Request
Scan the material below for the string "ΚΟΦΙΝΙΩΤΗΣ", and copy every line where it shows up.

(Saved data entries)
⁂
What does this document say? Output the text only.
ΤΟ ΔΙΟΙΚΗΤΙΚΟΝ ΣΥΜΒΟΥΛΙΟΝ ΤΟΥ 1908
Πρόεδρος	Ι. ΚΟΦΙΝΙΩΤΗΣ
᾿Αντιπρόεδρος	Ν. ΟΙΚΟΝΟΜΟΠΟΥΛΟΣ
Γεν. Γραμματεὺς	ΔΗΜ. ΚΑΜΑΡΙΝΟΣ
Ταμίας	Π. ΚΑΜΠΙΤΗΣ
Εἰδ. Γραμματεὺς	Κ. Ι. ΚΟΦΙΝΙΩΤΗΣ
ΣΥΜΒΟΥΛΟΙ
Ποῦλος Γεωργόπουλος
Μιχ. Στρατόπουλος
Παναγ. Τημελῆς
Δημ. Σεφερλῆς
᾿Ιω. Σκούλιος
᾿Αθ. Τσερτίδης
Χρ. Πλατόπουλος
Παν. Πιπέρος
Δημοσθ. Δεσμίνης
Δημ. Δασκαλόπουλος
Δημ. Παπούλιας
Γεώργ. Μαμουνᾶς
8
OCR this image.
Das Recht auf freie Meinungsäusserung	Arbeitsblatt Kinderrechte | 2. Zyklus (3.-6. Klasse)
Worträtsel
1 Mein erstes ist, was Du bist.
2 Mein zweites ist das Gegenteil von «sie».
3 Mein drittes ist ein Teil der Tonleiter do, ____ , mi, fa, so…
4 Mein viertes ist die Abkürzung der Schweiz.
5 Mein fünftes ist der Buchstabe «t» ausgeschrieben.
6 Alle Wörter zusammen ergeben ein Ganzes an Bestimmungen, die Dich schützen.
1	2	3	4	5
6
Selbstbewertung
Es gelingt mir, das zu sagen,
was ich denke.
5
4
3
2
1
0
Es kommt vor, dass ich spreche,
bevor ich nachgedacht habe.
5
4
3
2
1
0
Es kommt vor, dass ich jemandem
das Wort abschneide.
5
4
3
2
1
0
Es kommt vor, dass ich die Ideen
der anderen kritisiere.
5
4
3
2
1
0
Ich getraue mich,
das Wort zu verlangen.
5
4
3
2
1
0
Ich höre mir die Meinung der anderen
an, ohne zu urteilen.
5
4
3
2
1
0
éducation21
⁂
Finished answer
Πρόεδρος	Ι. ΚΟΦΙΝΙΩΤΗΣ
Εἰδ. Γραμματεὺς	Κ. Ι. ΚΟΦΙΝΙΩΤΗΣ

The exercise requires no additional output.